>>>>

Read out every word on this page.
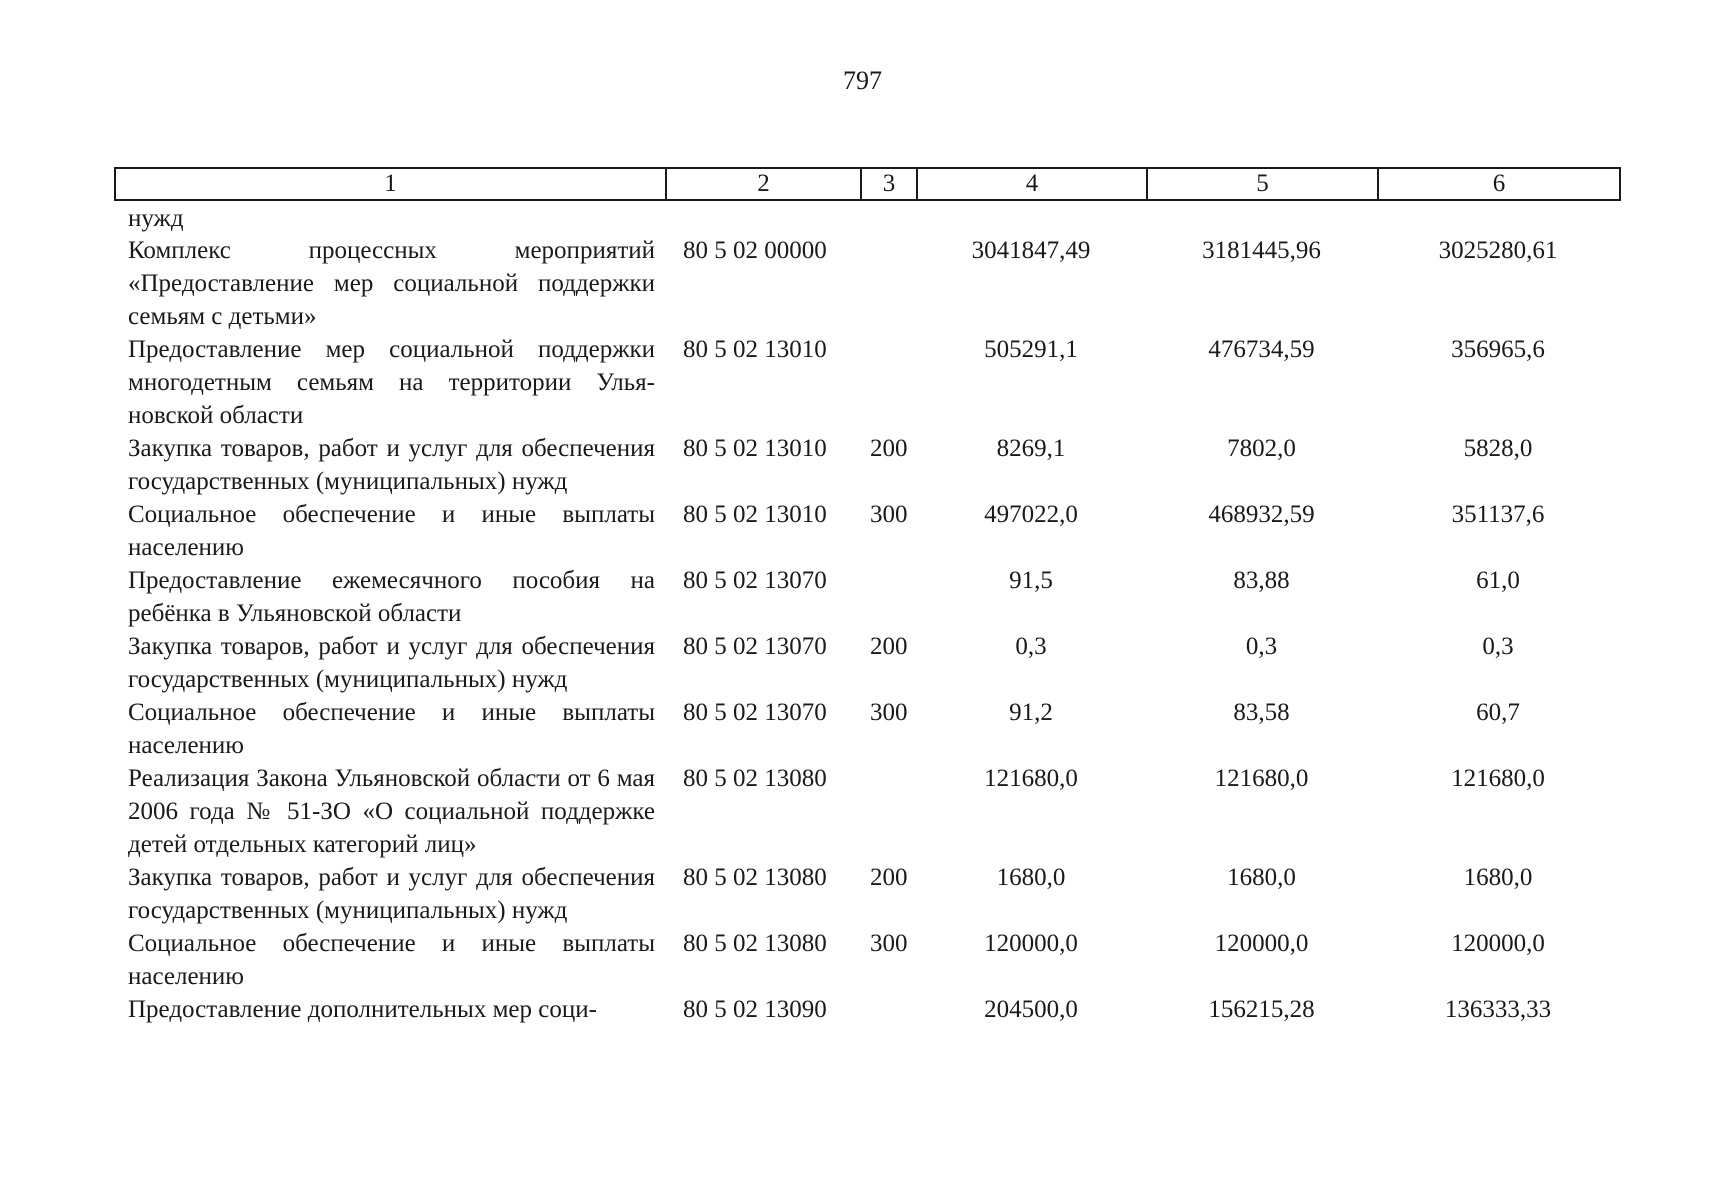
797
1	2	3	4	5	6
нужд					
Комплекс процессных мероприятий «Предоставление мер социальной поддержки семьям с детьми»	80 5 02 00000		3041847,49	3181445,96	3025280,61
Предоставление мер социальной поддержки многодетным семьям на территории Ульяновской области	80 5 02 13010		505291,1	476734,59	356965,6
Закупка товаров, работ и услуг для обеспечения государственных (муниципальных) нужд	80 5 02 13010	200	8269,1	7802,0	5828,0
Социальное обеспечение и иные выплаты населению	80 5 02 13010	300	497022,0	468932,59	351137,6
Предоставление ежемесячного пособия на ребёнка в Ульяновской области	80 5 02 13070		91,5	83,88	61,0
Закупка товаров, работ и услуг для обеспечения государственных (муниципальных) нужд	80 5 02 13070	200	0,3	0,3	0,3
Социальное обеспечение и иные выплаты населению	80 5 02 13070	300	91,2	83,58	60,7
Реализация Закона Ульяновской области от 6 мая 2006 года № 51-ЗО «О социальной поддержке детей отдельных категорий лиц»	80 5 02 13080		121680,0	121680,0	121680,0
Закупка товаров, работ и услуг для обеспечения государственных (муниципальных) нужд	80 5 02 13080	200	1680,0	1680,0	1680,0
Социальное обеспечение и иные выплаты населению	80 5 02 13080	300	120000,0	120000,0	120000,0
Предоставление дополнительных мер соци-	80 5 02 13090		204500,0	156215,28	136333,33
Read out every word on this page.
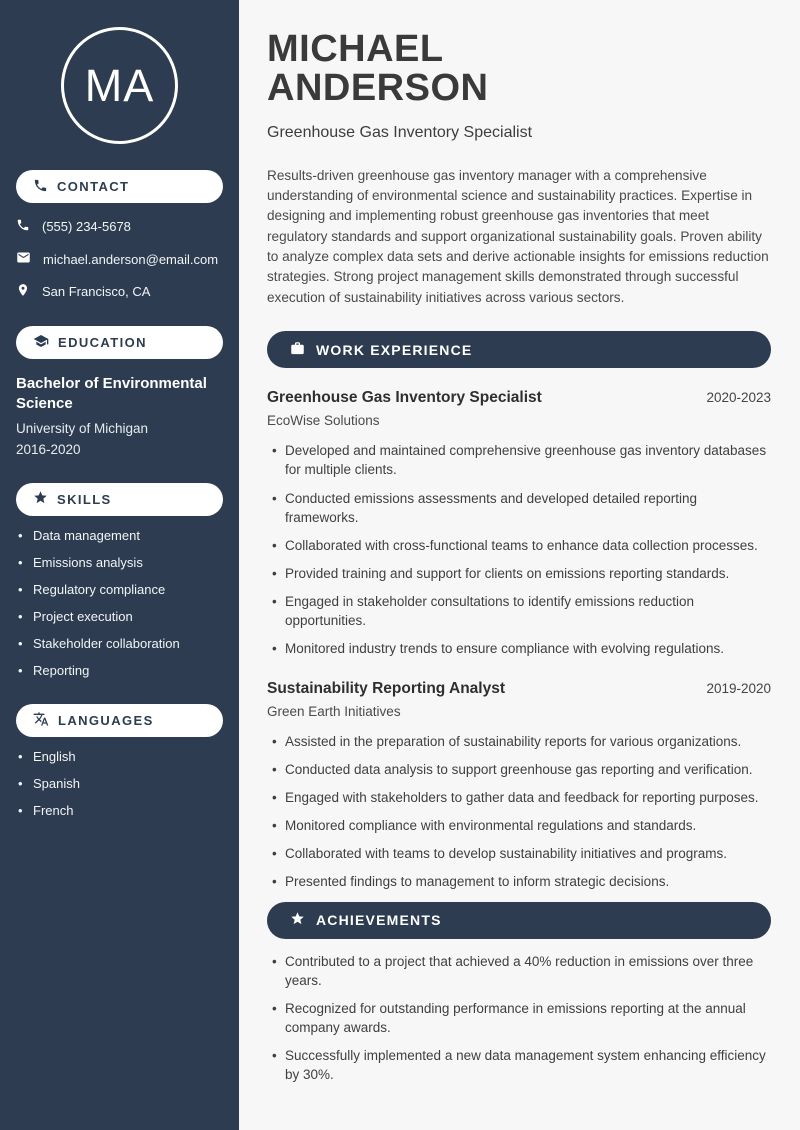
MA
CONTACT
(555) 234-5678
michael.anderson@email.com
San Francisco, CA
EDUCATION
Bachelor of Environmental Science
University of Michigan
2016-2020
SKILLS
• Data management
• Emissions analysis
• Regulatory compliance
• Project execution
• Stakeholder collaboration
• Reporting
LANGUAGES
• English
• Spanish
• French
MICHAEL
ANDERSON
Greenhouse Gas Inventory Specialist

Results-driven greenhouse gas inventory manager with a comprehensive understanding of environmental science and sustainability practices. Expertise in designing and implementing robust greenhouse gas inventories that meet regulatory standards and support organizational sustainability goals. Proven ability to analyze complex data sets and derive actionable insights for emissions reduction strategies. Strong project management skills demonstrated through successful execution of sustainability initiatives across various sectors.

WORK EXPERIENCE
Greenhouse Gas Inventory Specialist	2020-2023
EcoWise Solutions
• Developed and maintained comprehensive greenhouse gas inventory databases for multiple clients.
• Conducted emissions assessments and developed detailed reporting frameworks.
• Collaborated with cross-functional teams to enhance data collection processes.
• Provided training and support for clients on emissions reporting standards.
• Engaged in stakeholder consultations to identify emissions reduction opportunities.
• Monitored industry trends to ensure compliance with evolving regulations.
Sustainability Reporting Analyst	2019-2020
Green Earth Initiatives
• Assisted in the preparation of sustainability reports for various organizations.
• Conducted data analysis to support greenhouse gas reporting and verification.
• Engaged with stakeholders to gather data and feedback for reporting purposes.
• Monitored compliance with environmental regulations and standards.
• Collaborated with teams to develop sustainability initiatives and programs.
• Presented findings to management to inform strategic decisions.
ACHIEVEMENTS
• Contributed to a project that achieved a 40% reduction in emissions over three years.
• Recognized for outstanding performance in emissions reporting at the annual company awards.
• Successfully implemented a new data management system enhancing efficiency by 30%.
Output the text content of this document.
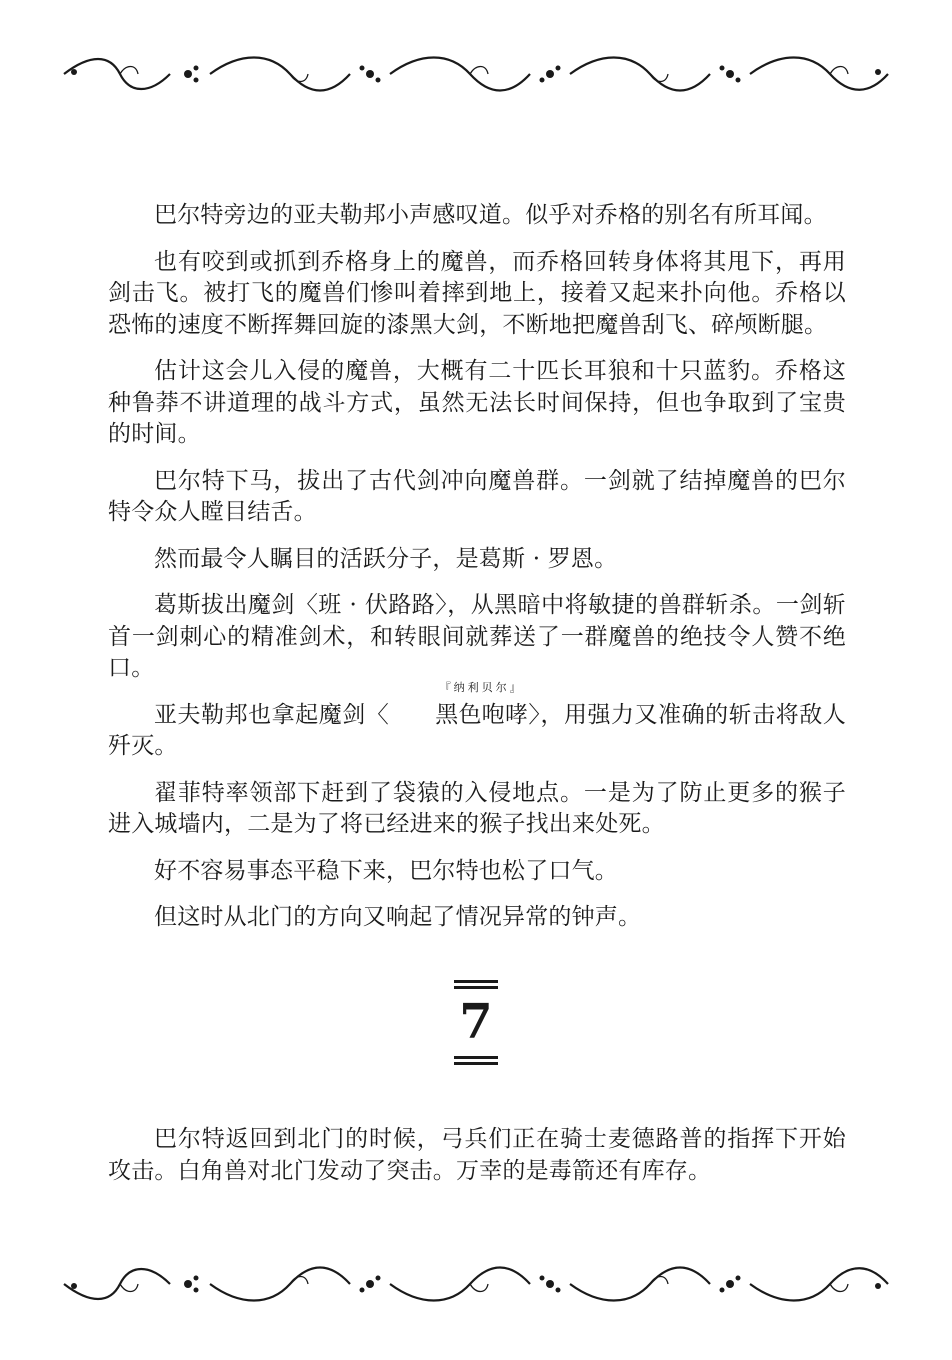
巴尔特旁边的亚夫勒邦小声感叹道。似乎对乔格的别名有所耳闻。

也有咬到或抓到乔格身上的魔兽，而乔格回转身体将其甩下，再用剑击飞。被打飞的魔兽们惨叫着摔到地上，接着又起来扑向他。乔格以恐怖的速度不断挥舞回旋的漆黑大剑，不断地把魔兽刮飞、碎颅断腿。

估计这会儿入侵的魔兽，大概有二十匹长耳狼和十只蓝豹。乔格这种鲁莽不讲道理的战斗方式，虽然无法长时间保持，但也争取到了宝贵的时间。

巴尔特下马，拔出了古代剑冲向魔兽群。一剑就了结掉魔兽的巴尔特令众人瞠目结舌。

然而最令人瞩目的活跃分子，是葛斯 · 罗恩。

葛斯拔出魔剑〈班 · 伏路路〉，从黑暗中将敏捷的兽群斩杀。一剑斩首一剑刺心的精准剑术，和转眼间就葬送了一群魔兽的绝技令人赞不绝口。

亚夫勒邦也拿起魔剑〈
『纳利贝尔』
黑色咆哮〉，用强力又准确的斩击将敌人歼灭。

翟菲特率领部下赶到了袋猿的入侵地点。一是为了防止更多的猴子进入城墙内，二是为了将已经进来的猴子找出来处死。

好不容易事态平稳下来，巴尔特也松了口气。

但这时从北门的方向又响起了情况异常的钟声。

7

巴尔特返回到北门的时候，弓兵们正在骑士麦德路普的指挥下开始攻击。白角兽对北门发动了突击。万幸的是毒箭还有库存。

<<<<

▸ **What to do**: Only the lines from the one containing "Output the text content of this document." through the last line of the data belong in the copy, both included and reproduced exactly. Pictures do not.

▸ **Solution for this problem**:
Output the text content of this document.
巴尔特旁边的亚夫勒邦小声感叹道。似乎对乔格的别名有所耳闻。

也有咬到或抓到乔格身上的魔兽，而乔格回转身体将其甩下，再用剑击飞。被打飞的魔兽们惨叫着摔到地上，接着又起来扑向他。乔格以恐怖的速度不断挥舞回旋的漆黑大剑，不断地把魔兽刮飞、碎颅断腿。

估计这会儿入侵的魔兽，大概有二十匹长耳狼和十只蓝豹。乔格这种鲁莽不讲道理的战斗方式，虽然无法长时间保持，但也争取到了宝贵的时间。

巴尔特下马，拔出了古代剑冲向魔兽群。一剑就了结掉魔兽的巴尔特令众人瞠目结舌。

然而最令人瞩目的活跃分子，是葛斯 · 罗恩。

葛斯拔出魔剑〈班 · 伏路路〉，从黑暗中将敏捷的兽群斩杀。一剑斩首一剑刺心的精准剑术，和转眼间就葬送了一群魔兽的绝技令人赞不绝口。

亚夫勒邦也拿起魔剑〈
『纳利贝尔』
黑色咆哮〉，用强力又准确的斩击将敌人歼灭。

翟菲特率领部下赶到了袋猿的入侵地点。一是为了防止更多的猴子进入城墙内，二是为了将已经进来的猴子找出来处死。

好不容易事态平稳下来，巴尔特也松了口气。

但这时从北门的方向又响起了情况异常的钟声。

7

巴尔特返回到北门的时候，弓兵们正在骑士麦德路普的指挥下开始攻击。白角兽对北门发动了突击。万幸的是毒箭还有库存。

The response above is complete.